BEGIN LISTED ENTRIES
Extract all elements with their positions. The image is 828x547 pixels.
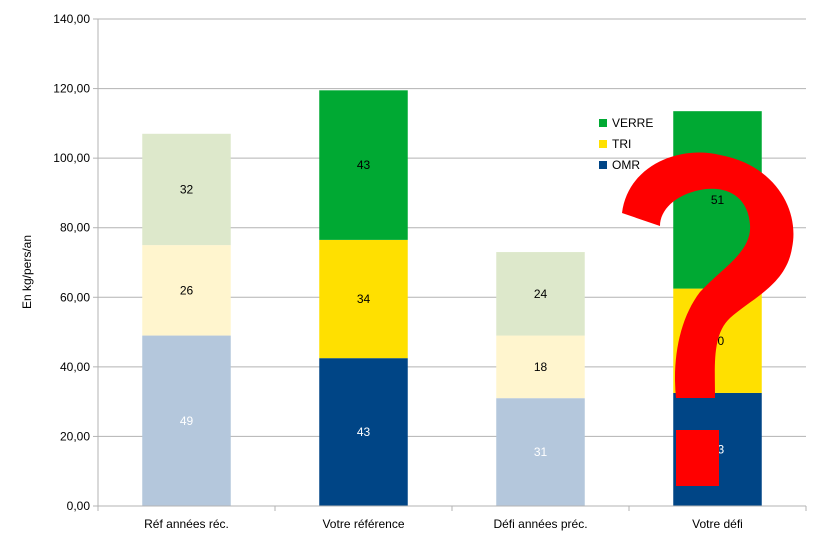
x-tick-label: Votre référence xyxy=(322,517,404,531)
y-tick-label: 40,00 xyxy=(60,360,90,374)
data-label: 26 xyxy=(180,283,194,297)
data-label: 51 xyxy=(711,193,725,207)
x-axis-ticks: Réf années réc. Votre référence Défi année… xyxy=(97,505,807,531)
data-label: 32 xyxy=(180,182,194,196)
y-axis-ticks: 0,00 20,00 40,00 60,00 80,00 100,00 120,00 140,… xyxy=(53,12,90,513)
bar-segment-tri xyxy=(142,245,231,336)
data-label: 31 xyxy=(534,445,548,459)
y-tick-label: 80,00 xyxy=(60,221,90,235)
y-tick-label: 60,00 xyxy=(60,290,90,304)
bar-segment-verre xyxy=(142,133,231,246)
y-tick-label: 140,00 xyxy=(53,12,90,26)
bars xyxy=(142,90,762,506)
data-label: 18 xyxy=(534,360,548,374)
question-mark-dot xyxy=(676,430,719,486)
data-label: 43 xyxy=(357,425,371,439)
legend-swatch-verre xyxy=(599,119,607,127)
x-tick-label: Défi années préc. xyxy=(493,517,587,531)
data-label: 24 xyxy=(534,287,548,301)
bar-segment-tri xyxy=(496,335,585,399)
legend-label-verre: VERRE xyxy=(612,116,653,130)
bar-segment-verre xyxy=(319,90,408,240)
y-tick-label: 100,00 xyxy=(53,151,90,165)
y-tick-label: 120,00 xyxy=(53,82,90,96)
y-tick-label: 0,00 xyxy=(67,499,91,513)
bar-segment-verre xyxy=(496,252,585,336)
question-mark-hook xyxy=(622,152,794,398)
question-mark-overlay xyxy=(622,152,794,486)
data-label: 43 xyxy=(357,158,371,172)
x-tick-label: Réf années réc. xyxy=(144,517,229,531)
data-label: 49 xyxy=(180,414,194,428)
y-axis-label: En kg/pers/an xyxy=(20,235,34,309)
legend-label-tri: TRI xyxy=(612,137,631,151)
legend-swatch-tri xyxy=(599,140,607,148)
legend: VERRE TRI OMR xyxy=(599,116,653,172)
bar-segment-omr xyxy=(319,358,408,506)
bar-segment-tri xyxy=(319,239,408,359)
legend-label-omr: OMR xyxy=(612,158,640,172)
x-tick-label: Votre défi xyxy=(692,517,743,531)
bar-segment-omr xyxy=(496,398,585,506)
bar-segment-omr xyxy=(142,335,231,506)
legend-swatch-omr xyxy=(599,161,607,169)
y-tick-label: 20,00 xyxy=(60,429,90,443)
data-label: 34 xyxy=(357,292,371,306)
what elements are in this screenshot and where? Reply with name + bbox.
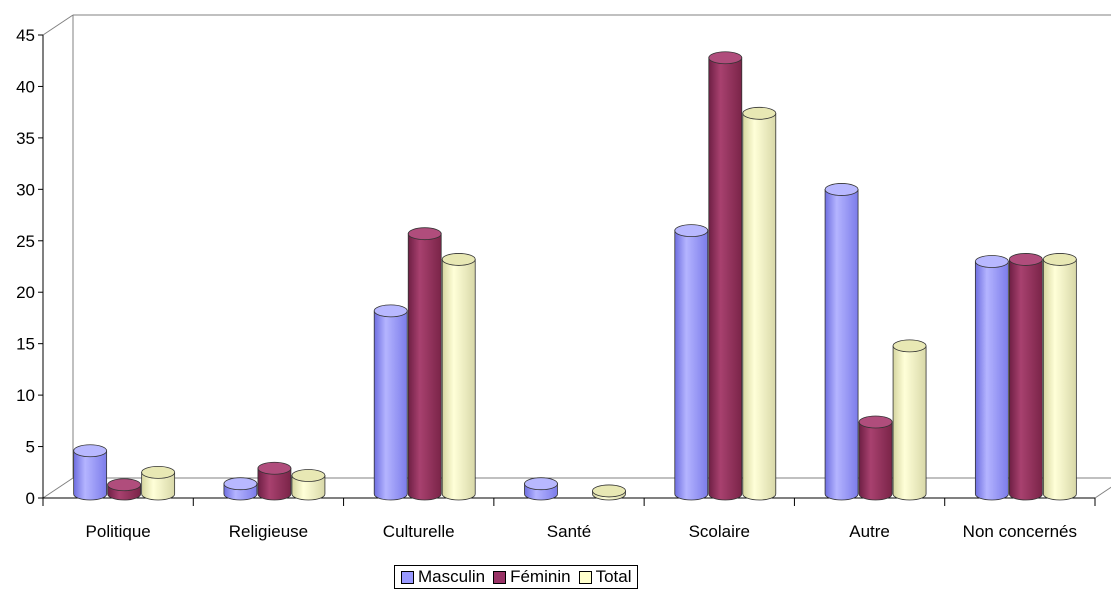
END LISTED ENTRIES
> **TASK BRIEF**
Output everything from the line containing "x-tick-label: Votre référence" down to the line containing "y-axis-ticks: 0,00 20,00" as a Markdown table with two columns, Row and Line. Number each row and leave out any blank lines.

> **FULL RESPONSE**
| Row | Line |
|---|---|
| 1 | x-tick-label: Votre référence xyxy=(322,517,404,531) |
| 2 | y-tick-label: 40,00 xyxy=(60,360,90,374) |
| 3 | data-label: 26 xyxy=(180,283,194,297) |
| 4 | data-label: 51 xyxy=(711,193,725,207) |
| 5 | x-axis-ticks: Réf années réc. Votre référence Défi année… xyxy=(97,505,807,531) |
| 6 | data-label: 32 xyxy=(180,182,194,196) |
| 7 | y-axis-ticks: 0,00 20,00 40,00 60,00 80,00 100,00 120,00 140,… xyxy=(53,12,90,513) |